The entries below should be quoted exactly, with no pictures carried over.

— start Record set —

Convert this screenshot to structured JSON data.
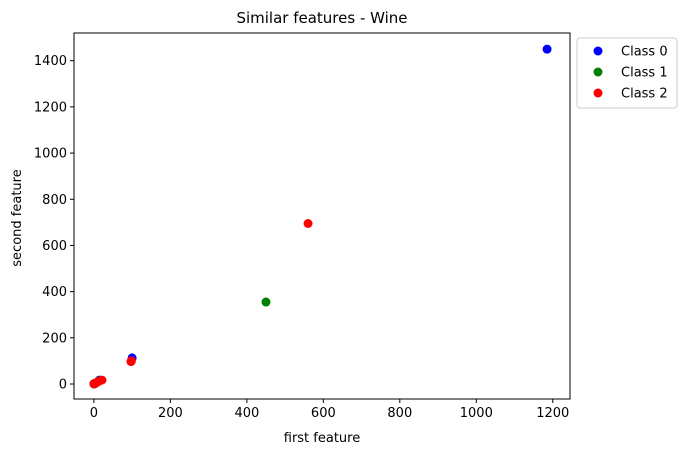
{
  "chart_data": {
    "type": "scatter",
    "title": "Similar features - Wine",
    "xlabel": "first feature",
    "ylabel": "second feature",
    "xlim": [
      -52,
      1245
    ],
    "ylim": [
      -65,
      1520
    ],
    "xticks": [
      0,
      200,
      400,
      600,
      800,
      1000,
      1200
    ],
    "yticks": [
      0,
      200,
      400,
      600,
      800,
      1000,
      1200,
      1400
    ],
    "grid": false,
    "legend_position": "outside-top-right",
    "series": [
      {
        "name": "Class 0",
        "color": "#0000ff",
        "points": [
          [
            1185,
            1450
          ],
          [
            100,
            113
          ],
          [
            14.2,
            16.5
          ],
          [
            13.5,
            15
          ],
          [
            3.5,
            2.8
          ],
          [
            2.4,
            3.1
          ],
          [
            1.2,
            0.9
          ],
          [
            0.3,
            0.5
          ]
        ]
      },
      {
        "name": "Class 1",
        "color": "#008000",
        "points": [
          [
            450,
            355
          ],
          [
            12.5,
            13.0
          ],
          [
            2.5,
            2.0
          ],
          [
            1.0,
            1.5
          ],
          [
            0.3,
            0.2
          ]
        ]
      },
      {
        "name": "Class 2",
        "color": "#ff0000",
        "points": [
          [
            560,
            695
          ],
          [
            97,
            97
          ],
          [
            98,
            100
          ],
          [
            21,
            17
          ],
          [
            13,
            12
          ],
          [
            8,
            7
          ],
          [
            5,
            4
          ],
          [
            2.5,
            2
          ],
          [
            1,
            1.5
          ],
          [
            0.5,
            0.3
          ]
        ]
      }
    ]
  }
}
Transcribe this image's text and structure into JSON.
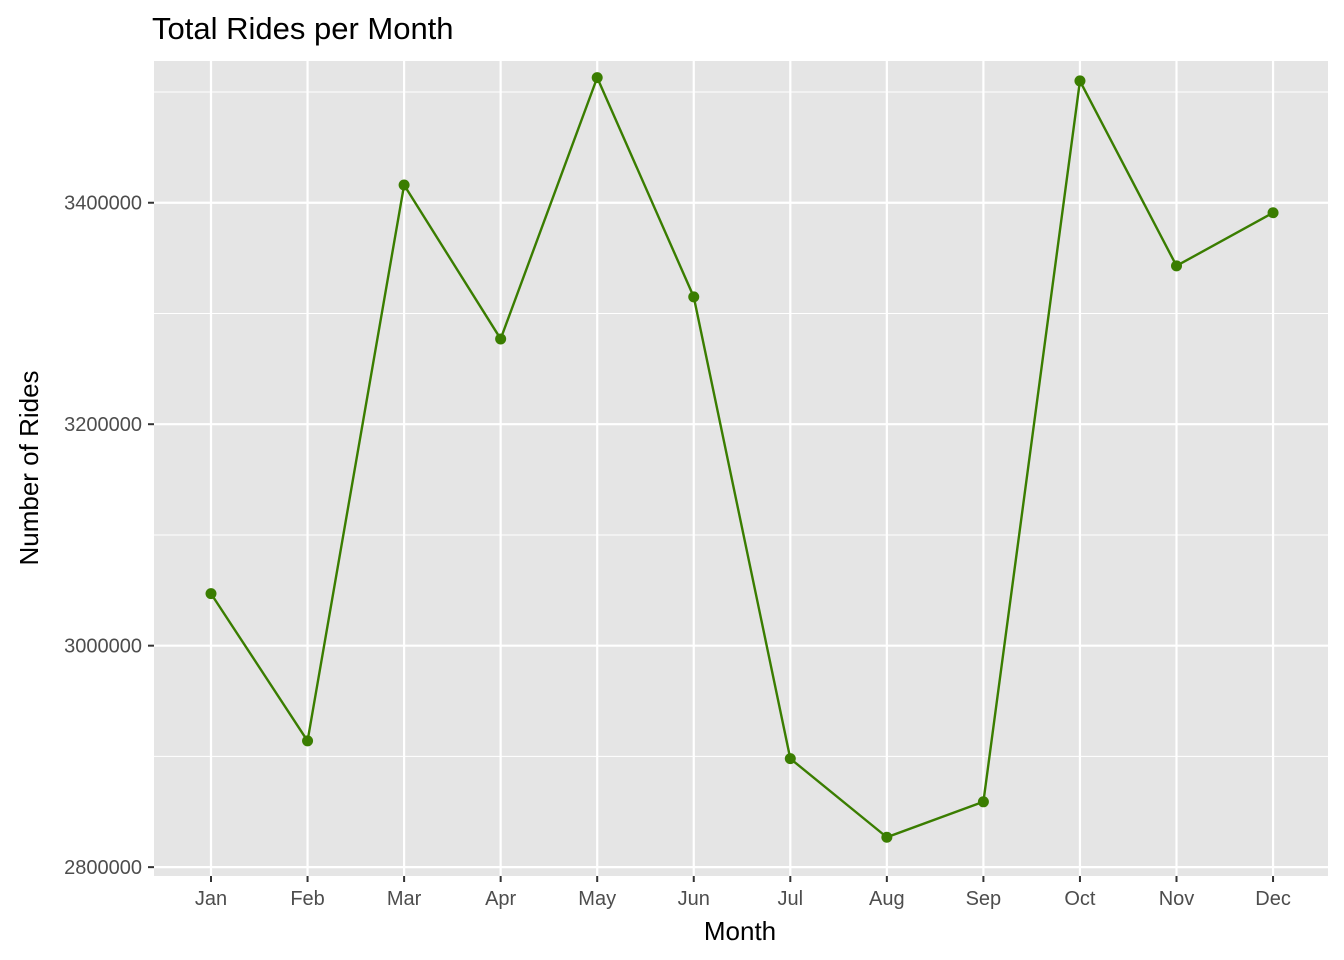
{
  "chart_data": {
    "type": "line",
    "title": "Total Rides per Month",
    "xlabel": "Month",
    "ylabel": "Number of Rides",
    "categories": [
      "Jan",
      "Feb",
      "Mar",
      "Apr",
      "May",
      "Jun",
      "Jul",
      "Aug",
      "Sep",
      "Oct",
      "Nov",
      "Dec"
    ],
    "series": [
      {
        "values": [
          3047000,
          2914000,
          3416000,
          3277000,
          3513000,
          3315000,
          2898000,
          2827000,
          2859000,
          3510000,
          3343000,
          3391000
        ]
      }
    ],
    "ylim": [
      2792000,
      3528000
    ],
    "yticks": [
      2800000,
      3000000,
      3200000,
      3400000
    ],
    "yticks_minor": [
      2900000,
      3100000,
      3300000,
      3500000
    ],
    "grid": true,
    "colors": {
      "line": "#3a7d00",
      "panel_background": "#e5e5e5",
      "grid": "#ffffff",
      "tick_text": "#4d4d4d"
    }
  }
}
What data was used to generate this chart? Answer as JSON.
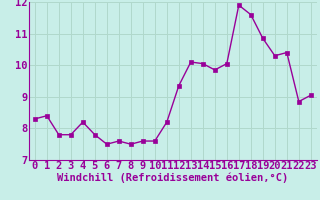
{
  "x": [
    0,
    1,
    2,
    3,
    4,
    5,
    6,
    7,
    8,
    9,
    10,
    11,
    12,
    13,
    14,
    15,
    16,
    17,
    18,
    19,
    20,
    21,
    22,
    23
  ],
  "y": [
    8.3,
    8.4,
    7.8,
    7.8,
    8.2,
    7.8,
    7.5,
    7.6,
    7.5,
    7.6,
    7.6,
    8.2,
    9.35,
    10.1,
    10.05,
    9.85,
    10.05,
    11.9,
    11.6,
    10.85,
    10.3,
    10.4,
    8.85,
    9.05
  ],
  "line_color": "#990099",
  "marker_color": "#990099",
  "bg_color": "#c8eee8",
  "grid_color": "#b0d8cc",
  "xlabel": "Windchill (Refroidissement éolien,°C)",
  "ylim": [
    7,
    12
  ],
  "xlim_min": -0.5,
  "xlim_max": 23.5,
  "yticks": [
    7,
    8,
    9,
    10,
    11,
    12
  ],
  "xticks": [
    0,
    1,
    2,
    3,
    4,
    5,
    6,
    7,
    8,
    9,
    10,
    11,
    12,
    13,
    14,
    15,
    16,
    17,
    18,
    19,
    20,
    21,
    22,
    23
  ],
  "xlabel_fontsize": 7.5,
  "tick_fontsize": 7.5,
  "line_width": 1.0,
  "marker_size": 2.5
}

— end Record set —

§ The response:
Convert this screenshot to structured JSON data.
{
  "chart_data": {
    "type": "scatter",
    "title": "Similar features - Wine",
    "xlabel": "first feature",
    "ylabel": "second feature",
    "xlim": [
      -52,
      1245
    ],
    "ylim": [
      -65,
      1520
    ],
    "xticks": [
      0,
      200,
      400,
      600,
      800,
      1000,
      1200
    ],
    "yticks": [
      0,
      200,
      400,
      600,
      800,
      1000,
      1200,
      1400
    ],
    "grid": false,
    "legend_position": "outside-top-right",
    "series": [
      {
        "name": "Class 0",
        "color": "#0000ff",
        "points": [
          [
            1185,
            1450
          ],
          [
            100,
            113
          ],
          [
            14.2,
            16.5
          ],
          [
            13.5,
            15
          ],
          [
            3.5,
            2.8
          ],
          [
            2.4,
            3.1
          ],
          [
            1.2,
            0.9
          ],
          [
            0.3,
            0.5
          ]
        ]
      },
      {
        "name": "Class 1",
        "color": "#008000",
        "points": [
          [
            450,
            355
          ],
          [
            12.5,
            13.0
          ],
          [
            2.5,
            2.0
          ],
          [
            1.0,
            1.5
          ],
          [
            0.3,
            0.2
          ]
        ]
      },
      {
        "name": "Class 2",
        "color": "#ff0000",
        "points": [
          [
            560,
            695
          ],
          [
            97,
            97
          ],
          [
            98,
            100
          ],
          [
            21,
            17
          ],
          [
            13,
            12
          ],
          [
            8,
            7
          ],
          [
            5,
            4
          ],
          [
            2.5,
            2
          ],
          [
            1,
            1.5
          ],
          [
            0.5,
            0.3
          ]
        ]
      }
    ]
  }
}
Transcribe this image's text and structure into JSON.
{
  "chart_data": {
    "type": "line",
    "title": "Total Rides per Month",
    "xlabel": "Month",
    "ylabel": "Number of Rides",
    "categories": [
      "Jan",
      "Feb",
      "Mar",
      "Apr",
      "May",
      "Jun",
      "Jul",
      "Aug",
      "Sep",
      "Oct",
      "Nov",
      "Dec"
    ],
    "series": [
      {
        "values": [
          3047000,
          2914000,
          3416000,
          3277000,
          3513000,
          3315000,
          2898000,
          2827000,
          2859000,
          3510000,
          3343000,
          3391000
        ]
      }
    ],
    "ylim": [
      2792000,
      3528000
    ],
    "yticks": [
      2800000,
      3000000,
      3200000,
      3400000
    ],
    "yticks_minor": [
      2900000,
      3100000,
      3300000,
      3500000
    ],
    "grid": true,
    "colors": {
      "line": "#3a7d00",
      "panel_background": "#e5e5e5",
      "grid": "#ffffff",
      "tick_text": "#4d4d4d"
    }
  }
}
What data was used to generate this chart? Answer as JSON.
{
  "x": [
    0,
    1,
    2,
    3,
    4,
    5,
    6,
    7,
    8,
    9,
    10,
    11,
    12,
    13,
    14,
    15,
    16,
    17,
    18,
    19,
    20,
    21,
    22,
    23
  ],
  "y": [
    8.3,
    8.4,
    7.8,
    7.8,
    8.2,
    7.8,
    7.5,
    7.6,
    7.5,
    7.6,
    7.6,
    8.2,
    9.35,
    10.1,
    10.05,
    9.85,
    10.05,
    11.9,
    11.6,
    10.85,
    10.3,
    10.4,
    8.85,
    9.05
  ],
  "line_color": "#990099",
  "marker_color": "#990099",
  "bg_color": "#c8eee8",
  "grid_color": "#b0d8cc",
  "xlabel": "Windchill (Refroidissement éolien,°C)",
  "ylim": [
    7,
    12
  ],
  "xlim_min": -0.5,
  "xlim_max": 23.5,
  "yticks": [
    7,
    8,
    9,
    10,
    11,
    12
  ],
  "xticks": [
    0,
    1,
    2,
    3,
    4,
    5,
    6,
    7,
    8,
    9,
    10,
    11,
    12,
    13,
    14,
    15,
    16,
    17,
    18,
    19,
    20,
    21,
    22,
    23
  ],
  "xlabel_fontsize": 7.5,
  "tick_fontsize": 7.5,
  "line_width": 1.0,
  "marker_size": 2.5
}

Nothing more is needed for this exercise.